[Rows from a dataset]
▬▬▬▬▬▬▬▬▬▬
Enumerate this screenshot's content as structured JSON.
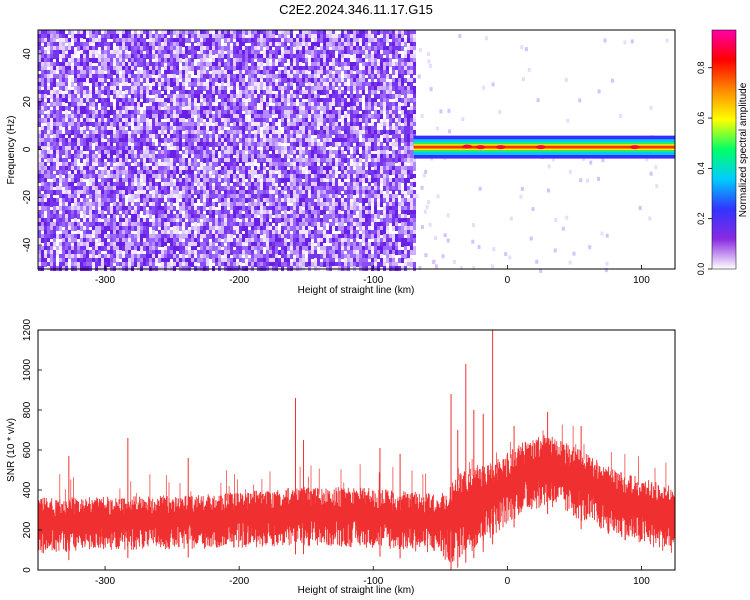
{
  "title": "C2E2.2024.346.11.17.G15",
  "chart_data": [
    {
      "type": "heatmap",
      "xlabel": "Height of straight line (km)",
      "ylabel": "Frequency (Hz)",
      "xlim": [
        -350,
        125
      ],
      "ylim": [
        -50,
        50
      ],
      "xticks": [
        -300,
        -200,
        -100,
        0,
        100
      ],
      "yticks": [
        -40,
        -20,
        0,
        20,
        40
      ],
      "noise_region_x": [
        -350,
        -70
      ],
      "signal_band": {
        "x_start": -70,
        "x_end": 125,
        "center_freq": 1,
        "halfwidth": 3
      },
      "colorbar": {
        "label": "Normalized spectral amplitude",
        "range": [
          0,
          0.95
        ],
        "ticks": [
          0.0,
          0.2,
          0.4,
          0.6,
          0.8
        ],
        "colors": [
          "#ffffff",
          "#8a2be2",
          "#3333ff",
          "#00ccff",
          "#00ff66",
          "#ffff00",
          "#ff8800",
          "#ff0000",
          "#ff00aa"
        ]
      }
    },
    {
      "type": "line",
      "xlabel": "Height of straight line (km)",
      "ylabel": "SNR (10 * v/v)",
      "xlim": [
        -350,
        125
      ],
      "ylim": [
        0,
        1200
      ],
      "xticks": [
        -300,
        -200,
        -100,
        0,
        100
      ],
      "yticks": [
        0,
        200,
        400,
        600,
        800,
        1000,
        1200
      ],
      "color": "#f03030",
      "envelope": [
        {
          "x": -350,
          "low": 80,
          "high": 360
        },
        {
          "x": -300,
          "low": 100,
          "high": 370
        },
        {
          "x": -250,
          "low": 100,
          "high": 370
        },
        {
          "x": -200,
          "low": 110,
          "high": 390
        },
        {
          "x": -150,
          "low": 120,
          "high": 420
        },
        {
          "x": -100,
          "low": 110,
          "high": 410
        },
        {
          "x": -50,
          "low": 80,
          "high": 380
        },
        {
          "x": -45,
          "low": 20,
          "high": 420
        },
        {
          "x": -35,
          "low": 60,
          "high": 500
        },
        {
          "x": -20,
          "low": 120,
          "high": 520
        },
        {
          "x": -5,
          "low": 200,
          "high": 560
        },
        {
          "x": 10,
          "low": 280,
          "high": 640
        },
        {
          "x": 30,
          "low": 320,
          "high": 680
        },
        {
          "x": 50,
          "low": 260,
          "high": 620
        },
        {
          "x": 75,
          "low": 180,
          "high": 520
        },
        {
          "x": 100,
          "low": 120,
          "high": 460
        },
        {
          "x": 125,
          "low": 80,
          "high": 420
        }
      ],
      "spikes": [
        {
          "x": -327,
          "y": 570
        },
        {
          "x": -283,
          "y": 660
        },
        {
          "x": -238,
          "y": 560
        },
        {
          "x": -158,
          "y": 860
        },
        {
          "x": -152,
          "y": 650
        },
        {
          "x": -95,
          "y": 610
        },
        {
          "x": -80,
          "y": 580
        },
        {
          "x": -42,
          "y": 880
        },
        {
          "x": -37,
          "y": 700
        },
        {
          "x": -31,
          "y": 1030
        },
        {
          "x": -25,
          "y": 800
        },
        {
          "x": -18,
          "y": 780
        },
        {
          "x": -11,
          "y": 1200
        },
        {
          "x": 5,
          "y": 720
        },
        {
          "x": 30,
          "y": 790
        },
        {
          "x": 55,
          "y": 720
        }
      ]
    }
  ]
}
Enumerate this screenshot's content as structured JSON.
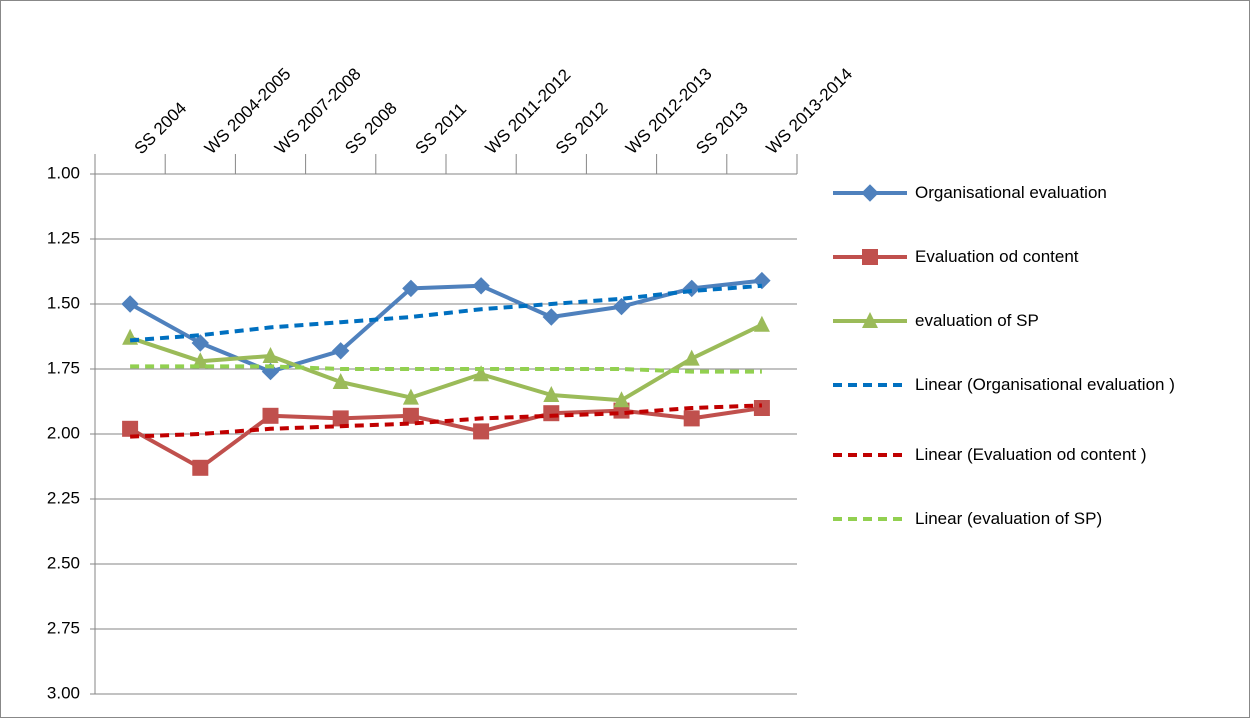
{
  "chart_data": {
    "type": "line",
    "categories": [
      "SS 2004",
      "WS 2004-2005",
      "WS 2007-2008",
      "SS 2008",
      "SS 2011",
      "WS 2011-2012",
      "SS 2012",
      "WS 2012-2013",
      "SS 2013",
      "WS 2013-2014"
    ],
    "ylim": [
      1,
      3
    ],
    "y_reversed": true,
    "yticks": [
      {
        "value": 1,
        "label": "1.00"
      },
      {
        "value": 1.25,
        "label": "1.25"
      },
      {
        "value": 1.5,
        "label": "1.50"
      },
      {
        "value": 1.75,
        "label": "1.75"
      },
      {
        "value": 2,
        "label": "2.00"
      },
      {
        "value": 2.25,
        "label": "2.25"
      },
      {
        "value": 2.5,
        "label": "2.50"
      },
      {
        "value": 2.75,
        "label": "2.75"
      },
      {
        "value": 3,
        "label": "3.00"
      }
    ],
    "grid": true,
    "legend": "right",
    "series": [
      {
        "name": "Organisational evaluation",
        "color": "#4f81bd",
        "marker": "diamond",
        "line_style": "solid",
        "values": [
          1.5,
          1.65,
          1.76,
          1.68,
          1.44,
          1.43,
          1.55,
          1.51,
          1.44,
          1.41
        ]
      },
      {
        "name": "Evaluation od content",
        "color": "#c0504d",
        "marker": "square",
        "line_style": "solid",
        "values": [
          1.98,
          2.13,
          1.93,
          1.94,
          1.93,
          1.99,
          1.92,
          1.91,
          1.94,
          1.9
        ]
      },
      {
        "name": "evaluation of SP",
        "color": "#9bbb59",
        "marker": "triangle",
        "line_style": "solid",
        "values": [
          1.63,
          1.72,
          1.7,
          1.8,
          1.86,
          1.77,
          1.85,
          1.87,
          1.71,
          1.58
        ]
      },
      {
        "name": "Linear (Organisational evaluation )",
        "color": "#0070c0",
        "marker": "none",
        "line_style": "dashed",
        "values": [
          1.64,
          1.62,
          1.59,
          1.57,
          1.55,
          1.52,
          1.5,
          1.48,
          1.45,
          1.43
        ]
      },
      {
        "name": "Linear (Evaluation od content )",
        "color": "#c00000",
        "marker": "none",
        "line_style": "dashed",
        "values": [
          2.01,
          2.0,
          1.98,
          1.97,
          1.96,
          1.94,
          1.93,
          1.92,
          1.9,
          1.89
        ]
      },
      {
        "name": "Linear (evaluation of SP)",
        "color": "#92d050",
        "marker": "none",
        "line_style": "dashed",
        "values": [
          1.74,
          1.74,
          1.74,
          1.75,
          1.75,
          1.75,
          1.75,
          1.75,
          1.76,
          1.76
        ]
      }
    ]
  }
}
▬▬▬▬▬▬▬▬▬▬
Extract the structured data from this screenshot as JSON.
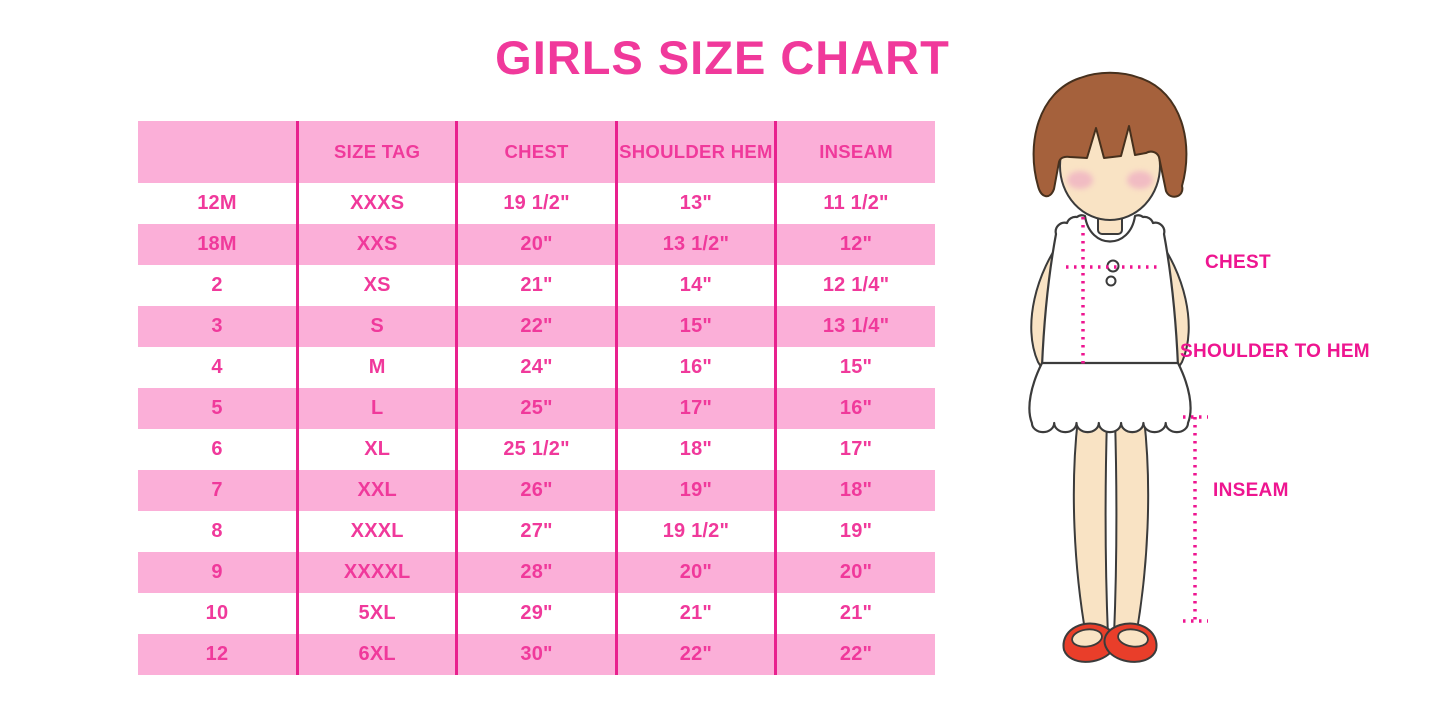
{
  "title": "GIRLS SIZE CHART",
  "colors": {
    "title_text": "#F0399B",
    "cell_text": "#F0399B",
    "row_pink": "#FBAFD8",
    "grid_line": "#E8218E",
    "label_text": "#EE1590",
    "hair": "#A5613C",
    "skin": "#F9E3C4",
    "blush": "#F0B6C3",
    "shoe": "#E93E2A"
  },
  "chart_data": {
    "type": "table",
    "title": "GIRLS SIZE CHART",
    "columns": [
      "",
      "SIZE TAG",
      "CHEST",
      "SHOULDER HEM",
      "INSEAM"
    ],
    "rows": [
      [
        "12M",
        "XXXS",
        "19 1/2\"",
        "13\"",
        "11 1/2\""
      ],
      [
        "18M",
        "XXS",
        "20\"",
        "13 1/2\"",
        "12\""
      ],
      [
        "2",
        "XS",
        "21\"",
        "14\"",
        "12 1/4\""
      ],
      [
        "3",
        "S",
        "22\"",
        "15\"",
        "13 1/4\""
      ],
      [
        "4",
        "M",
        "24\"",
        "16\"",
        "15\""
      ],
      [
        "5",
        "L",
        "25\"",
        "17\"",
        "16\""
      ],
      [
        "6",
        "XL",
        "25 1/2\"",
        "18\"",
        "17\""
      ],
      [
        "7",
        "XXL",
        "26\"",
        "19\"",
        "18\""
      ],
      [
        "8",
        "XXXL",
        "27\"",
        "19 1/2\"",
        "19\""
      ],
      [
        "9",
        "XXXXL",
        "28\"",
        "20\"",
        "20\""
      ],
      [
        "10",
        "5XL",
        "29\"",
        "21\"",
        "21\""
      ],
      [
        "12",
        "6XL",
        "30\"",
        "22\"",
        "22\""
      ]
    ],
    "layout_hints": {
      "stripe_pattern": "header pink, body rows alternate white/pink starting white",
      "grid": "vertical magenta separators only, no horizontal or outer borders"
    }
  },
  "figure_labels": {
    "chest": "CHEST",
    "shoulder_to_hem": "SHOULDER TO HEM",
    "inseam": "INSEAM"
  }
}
▬▬▬▬▬▬▬▬▬▬
__Exercise objective__:
Scan the listing above and identify each line holding the string "GIRLS"; copy every such line.

__Exercise response__:
  "title": "GIRLS SIZE CHART",
    "title": "GIRLS SIZE CHART",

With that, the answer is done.